*What the task requires:*
Write out all of the entries that follow, word for word, but skip the pictures.
※ ※ ※
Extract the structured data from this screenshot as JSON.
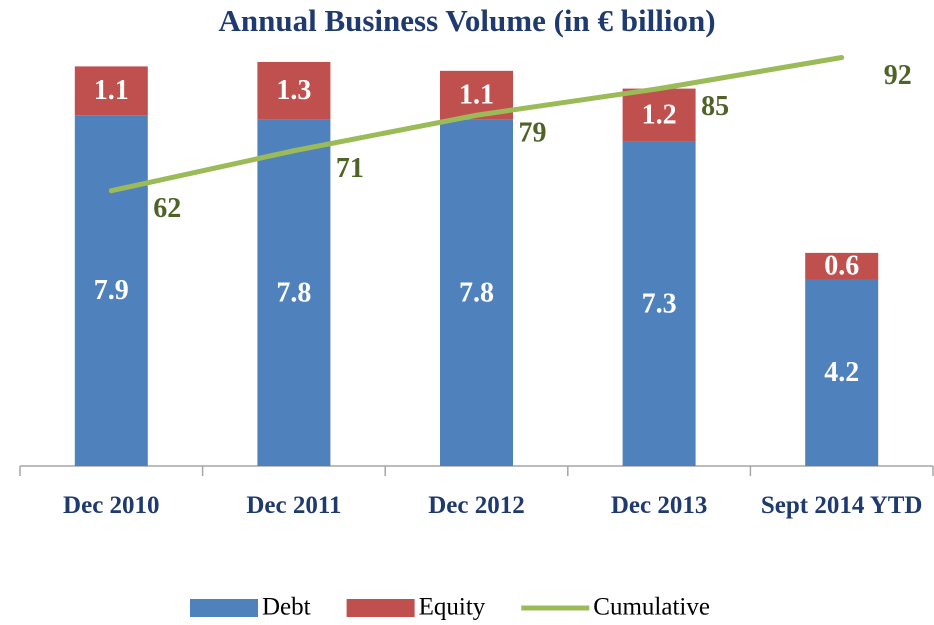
{
  "chart_data": {
    "type": "bar",
    "stacked": true,
    "title": "Annual Business Volume (in € billion)",
    "categories": [
      "Dec 2010",
      "Dec 2011",
      "Dec 2012",
      "Dec 2013",
      "Sept 2014 YTD"
    ],
    "series": [
      {
        "name": "Debt",
        "color": "#4f81bd",
        "values": [
          7.9,
          7.8,
          7.8,
          7.3,
          4.2
        ]
      },
      {
        "name": "Equity",
        "color": "#c0504d",
        "values": [
          1.1,
          1.3,
          1.1,
          1.2,
          0.6
        ]
      },
      {
        "name": "Cumulative",
        "color": "#9bbb59",
        "type": "line",
        "axis": "y2",
        "label_color": "#4f6228",
        "values": [
          62,
          71,
          79,
          85,
          92
        ]
      }
    ],
    "ylim": [
      0,
      10
    ],
    "y2lim": [
      0,
      100
    ],
    "legend": "bottom"
  }
}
※ ※ ※
*Answer to the exercise:*
Extract the structured data from this screenshot as JSON.
{
  "chart_data": {
    "type": "bar",
    "stacked": true,
    "title": "Annual Business Volume (in € billion)",
    "categories": [
      "Dec 2010",
      "Dec 2011",
      "Dec 2012",
      "Dec 2013",
      "Sept 2014 YTD"
    ],
    "series": [
      {
        "name": "Debt",
        "color": "#4f81bd",
        "values": [
          7.9,
          7.8,
          7.8,
          7.3,
          4.2
        ]
      },
      {
        "name": "Equity",
        "color": "#c0504d",
        "values": [
          1.1,
          1.3,
          1.1,
          1.2,
          0.6
        ]
      },
      {
        "name": "Cumulative",
        "color": "#9bbb59",
        "type": "line",
        "axis": "y2",
        "label_color": "#4f6228",
        "values": [
          62,
          71,
          79,
          85,
          92
        ]
      }
    ],
    "ylim": [
      0,
      10
    ],
    "y2lim": [
      0,
      100
    ],
    "legend": "bottom"
  }
}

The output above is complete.